> **Given problem**
Repeat every line of the data exactly, from the very first line down through the line containing "plan-usage: 27 /", both included.

> **Information provided**
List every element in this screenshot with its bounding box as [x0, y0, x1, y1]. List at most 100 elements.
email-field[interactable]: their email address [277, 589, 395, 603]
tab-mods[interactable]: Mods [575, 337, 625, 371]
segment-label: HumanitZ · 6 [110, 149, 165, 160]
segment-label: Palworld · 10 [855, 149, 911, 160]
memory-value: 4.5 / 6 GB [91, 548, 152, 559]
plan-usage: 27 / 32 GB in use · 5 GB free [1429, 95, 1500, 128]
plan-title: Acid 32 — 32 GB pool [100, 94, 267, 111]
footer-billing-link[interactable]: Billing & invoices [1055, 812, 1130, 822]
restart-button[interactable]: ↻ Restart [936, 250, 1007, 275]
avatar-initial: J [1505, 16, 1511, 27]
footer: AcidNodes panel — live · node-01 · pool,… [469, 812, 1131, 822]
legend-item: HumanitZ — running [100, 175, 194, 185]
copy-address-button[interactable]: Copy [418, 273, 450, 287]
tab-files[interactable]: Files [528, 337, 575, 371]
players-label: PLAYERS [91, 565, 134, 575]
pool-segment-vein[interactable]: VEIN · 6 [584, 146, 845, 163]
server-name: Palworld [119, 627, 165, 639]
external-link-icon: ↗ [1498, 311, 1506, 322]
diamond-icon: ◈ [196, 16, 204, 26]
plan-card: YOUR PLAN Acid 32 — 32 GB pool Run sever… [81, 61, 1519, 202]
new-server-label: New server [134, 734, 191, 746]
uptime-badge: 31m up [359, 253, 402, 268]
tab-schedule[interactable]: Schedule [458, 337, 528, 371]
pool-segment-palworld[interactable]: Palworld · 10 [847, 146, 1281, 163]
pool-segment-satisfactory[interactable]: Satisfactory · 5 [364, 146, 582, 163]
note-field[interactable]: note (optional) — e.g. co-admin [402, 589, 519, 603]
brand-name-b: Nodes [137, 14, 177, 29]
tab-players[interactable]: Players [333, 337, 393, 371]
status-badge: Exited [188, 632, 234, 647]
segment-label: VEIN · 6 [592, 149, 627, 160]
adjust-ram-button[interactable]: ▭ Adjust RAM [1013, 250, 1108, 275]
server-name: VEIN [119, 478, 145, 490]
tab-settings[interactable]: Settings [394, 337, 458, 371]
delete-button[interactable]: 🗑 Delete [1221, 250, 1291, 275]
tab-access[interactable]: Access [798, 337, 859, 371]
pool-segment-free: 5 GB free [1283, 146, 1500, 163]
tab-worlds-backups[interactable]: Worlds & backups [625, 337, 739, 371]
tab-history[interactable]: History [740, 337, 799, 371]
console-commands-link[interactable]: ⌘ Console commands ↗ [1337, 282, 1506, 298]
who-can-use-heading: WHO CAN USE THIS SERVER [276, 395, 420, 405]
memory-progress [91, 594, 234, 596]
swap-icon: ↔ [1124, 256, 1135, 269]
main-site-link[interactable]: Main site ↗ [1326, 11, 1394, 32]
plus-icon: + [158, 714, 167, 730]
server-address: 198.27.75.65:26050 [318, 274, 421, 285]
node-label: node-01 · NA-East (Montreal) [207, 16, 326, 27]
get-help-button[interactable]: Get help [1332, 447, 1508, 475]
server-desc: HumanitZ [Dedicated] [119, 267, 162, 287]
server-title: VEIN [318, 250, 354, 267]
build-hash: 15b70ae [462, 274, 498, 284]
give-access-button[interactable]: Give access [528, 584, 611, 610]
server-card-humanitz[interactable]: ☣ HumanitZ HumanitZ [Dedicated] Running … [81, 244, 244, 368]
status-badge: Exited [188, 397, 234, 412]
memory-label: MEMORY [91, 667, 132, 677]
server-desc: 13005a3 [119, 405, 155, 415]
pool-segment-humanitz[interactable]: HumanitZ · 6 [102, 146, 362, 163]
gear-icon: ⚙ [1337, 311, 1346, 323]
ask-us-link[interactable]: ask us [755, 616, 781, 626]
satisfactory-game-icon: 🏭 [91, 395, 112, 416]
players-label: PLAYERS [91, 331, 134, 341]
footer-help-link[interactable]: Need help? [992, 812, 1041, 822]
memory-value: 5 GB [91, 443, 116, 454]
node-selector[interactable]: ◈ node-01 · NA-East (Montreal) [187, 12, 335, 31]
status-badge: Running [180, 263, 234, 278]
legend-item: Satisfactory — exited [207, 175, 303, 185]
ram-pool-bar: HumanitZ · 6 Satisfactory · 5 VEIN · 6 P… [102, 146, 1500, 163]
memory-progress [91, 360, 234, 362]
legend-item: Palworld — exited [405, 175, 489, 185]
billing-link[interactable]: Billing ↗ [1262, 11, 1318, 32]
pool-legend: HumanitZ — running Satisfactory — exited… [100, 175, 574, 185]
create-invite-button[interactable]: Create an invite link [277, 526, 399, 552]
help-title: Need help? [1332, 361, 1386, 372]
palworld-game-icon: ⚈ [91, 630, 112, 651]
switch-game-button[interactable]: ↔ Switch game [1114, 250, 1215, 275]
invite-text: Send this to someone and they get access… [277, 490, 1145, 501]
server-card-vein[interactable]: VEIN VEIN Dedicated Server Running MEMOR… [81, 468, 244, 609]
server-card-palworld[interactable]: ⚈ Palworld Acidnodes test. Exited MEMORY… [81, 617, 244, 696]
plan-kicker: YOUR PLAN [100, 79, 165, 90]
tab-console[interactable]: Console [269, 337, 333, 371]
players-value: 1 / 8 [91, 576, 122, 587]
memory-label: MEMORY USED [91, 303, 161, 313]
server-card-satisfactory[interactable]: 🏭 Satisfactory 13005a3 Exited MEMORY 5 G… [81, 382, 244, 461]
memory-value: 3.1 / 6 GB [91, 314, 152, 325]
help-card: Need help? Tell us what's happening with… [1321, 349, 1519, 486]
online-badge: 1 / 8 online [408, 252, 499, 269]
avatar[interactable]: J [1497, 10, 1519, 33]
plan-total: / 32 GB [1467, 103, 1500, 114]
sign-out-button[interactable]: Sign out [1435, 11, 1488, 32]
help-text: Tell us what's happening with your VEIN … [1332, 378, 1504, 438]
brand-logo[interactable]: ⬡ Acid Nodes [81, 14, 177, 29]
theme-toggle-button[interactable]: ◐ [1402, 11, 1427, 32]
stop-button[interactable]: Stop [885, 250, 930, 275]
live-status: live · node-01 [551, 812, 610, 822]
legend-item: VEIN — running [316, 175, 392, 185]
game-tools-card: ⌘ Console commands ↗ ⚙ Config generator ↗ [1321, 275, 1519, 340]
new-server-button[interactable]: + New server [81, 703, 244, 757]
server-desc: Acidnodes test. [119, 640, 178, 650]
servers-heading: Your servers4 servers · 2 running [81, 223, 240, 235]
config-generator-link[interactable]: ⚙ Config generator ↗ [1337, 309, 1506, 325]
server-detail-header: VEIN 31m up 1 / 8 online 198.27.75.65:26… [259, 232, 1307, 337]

> **Written response**
List every element in this screenshot with its bounding box as [x0, y0, x1, y1]. List at most 100 elements.
email-field[interactable]: their email address [277, 589, 395, 603]
tab-mods[interactable]: Mods [575, 337, 625, 371]
segment-label: HumanitZ · 6 [110, 149, 165, 160]
segment-label: Palworld · 10 [855, 149, 911, 160]
memory-value: 4.5 / 6 GB [91, 548, 152, 559]
plan-usage: 27 / 32 GB in use · 5 GB free [1429, 95, 1500, 128]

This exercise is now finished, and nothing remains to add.